— Stated task —
Your task is to give the data again, exactly, with every line intact.

— Extracted data —

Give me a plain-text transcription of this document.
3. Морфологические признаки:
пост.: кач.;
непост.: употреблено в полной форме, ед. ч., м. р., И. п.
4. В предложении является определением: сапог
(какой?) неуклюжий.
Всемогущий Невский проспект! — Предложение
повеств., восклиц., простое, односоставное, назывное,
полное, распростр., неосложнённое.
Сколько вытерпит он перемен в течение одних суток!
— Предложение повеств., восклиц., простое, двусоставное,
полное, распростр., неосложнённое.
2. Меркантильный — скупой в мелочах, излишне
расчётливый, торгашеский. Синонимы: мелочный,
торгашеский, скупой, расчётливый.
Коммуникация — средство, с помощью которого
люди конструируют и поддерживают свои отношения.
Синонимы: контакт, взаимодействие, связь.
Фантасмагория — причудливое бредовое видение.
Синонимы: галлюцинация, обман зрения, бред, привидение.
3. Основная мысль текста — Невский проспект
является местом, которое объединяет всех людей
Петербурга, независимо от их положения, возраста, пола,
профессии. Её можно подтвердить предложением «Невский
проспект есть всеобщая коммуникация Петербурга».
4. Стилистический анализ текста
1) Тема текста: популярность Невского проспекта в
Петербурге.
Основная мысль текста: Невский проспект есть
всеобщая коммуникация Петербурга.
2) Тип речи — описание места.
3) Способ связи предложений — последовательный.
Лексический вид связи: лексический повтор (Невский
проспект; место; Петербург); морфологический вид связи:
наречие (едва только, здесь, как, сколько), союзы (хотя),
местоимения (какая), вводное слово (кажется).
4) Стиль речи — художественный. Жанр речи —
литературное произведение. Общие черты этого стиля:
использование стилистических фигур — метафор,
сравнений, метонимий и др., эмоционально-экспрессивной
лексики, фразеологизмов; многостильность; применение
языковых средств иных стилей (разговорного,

— Output below —
Give me a plain-text transcription of this document.
3. Морфологические признаки:
пост.: кач.;
непост.: употреблено в полной форме, ед. ч., м. р., И. п.
4. В предложении является определением: сапог
(какой?) неуклюжий.
Всемогущий Невский проспект! — Предложение
повеств., восклиц., простое, односоставное, назывное,
полное, распростр., неосложнённое.
Сколько вытерпит он перемен в течение одних суток!
— Предложение повеств., восклиц., простое, двусоставное,
полное, распростр., неосложнённое.
2. Меркантильный — скупой в мелочах, излишне
расчётливый, торгашеский. Синонимы: мелочный,
торгашеский, скупой, расчётливый.
Коммуникация — средство, с помощью которого
люди конструируют и поддерживают свои отношения.
Синонимы: контакт, взаимодействие, связь.
Фантасмагория — причудливое бредовое видение.
Синонимы: галлюцинация, обман зрения, бред, привидение.
3. Основная мысль текста — Невский проспект
является местом, которое объединяет всех людей
Петербурга, независимо от их положения, возраста, пола,
профессии. Её можно подтвердить предложением «Невский
проспект есть всеобщая коммуникация Петербурга».
4. Стилистический анализ текста
1) Тема текста: популярность Невского проспекта в
Петербурге.
Основная мысль текста: Невский проспект есть
всеобщая коммуникация Петербурга.
2) Тип речи — описание места.
3) Способ связи предложений — последовательный.
Лексический вид связи: лексический повтор (Невский
проспект; место; Петербург); морфологический вид связи:
наречие (едва только, здесь, как, сколько), союзы (хотя),
местоимения (какая), вводное слово (кажется).
4) Стиль речи — художественный. Жанр речи —
литературное произведение. Общие черты этого стиля:
использование стилистических фигур — метафор,
сравнений, метонимий и др., эмоционально-экспрессивной
лексики, фразеологизмов; многостильность; применение
языковых средств иных стилей (разговорного,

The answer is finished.